_Input for this task_.
= = = =
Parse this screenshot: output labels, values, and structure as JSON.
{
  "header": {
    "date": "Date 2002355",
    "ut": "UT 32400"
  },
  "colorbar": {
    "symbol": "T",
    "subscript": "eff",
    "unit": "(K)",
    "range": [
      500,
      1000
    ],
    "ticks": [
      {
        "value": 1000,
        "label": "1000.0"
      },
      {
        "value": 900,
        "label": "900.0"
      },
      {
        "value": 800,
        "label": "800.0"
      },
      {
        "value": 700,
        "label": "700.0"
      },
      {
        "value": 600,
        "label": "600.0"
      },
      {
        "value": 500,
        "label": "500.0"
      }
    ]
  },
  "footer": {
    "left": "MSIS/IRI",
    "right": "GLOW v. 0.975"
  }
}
= = = =
_Work to do_.
Reproduce every line of the data verbatim.

_The response_.
Parse this screenshot: output labels, values, and structure as JSON.
{
  "header": {
    "date": "Date 2002355",
    "ut": "UT 32400"
  },
  "colorbar": {
    "symbol": "T",
    "subscript": "eff",
    "unit": "(K)",
    "range": [
      500,
      1000
    ],
    "ticks": [
      {
        "value": 1000,
        "label": "1000.0"
      },
      {
        "value": 900,
        "label": "900.0"
      },
      {
        "value": 800,
        "label": "800.0"
      },
      {
        "value": 700,
        "label": "700.0"
      },
      {
        "value": 600,
        "label": "600.0"
      },
      {
        "value": 500,
        "label": "500.0"
      }
    ]
  },
  "footer": {
    "left": "MSIS/IRI",
    "right": "GLOW v. 0.975"
  }
}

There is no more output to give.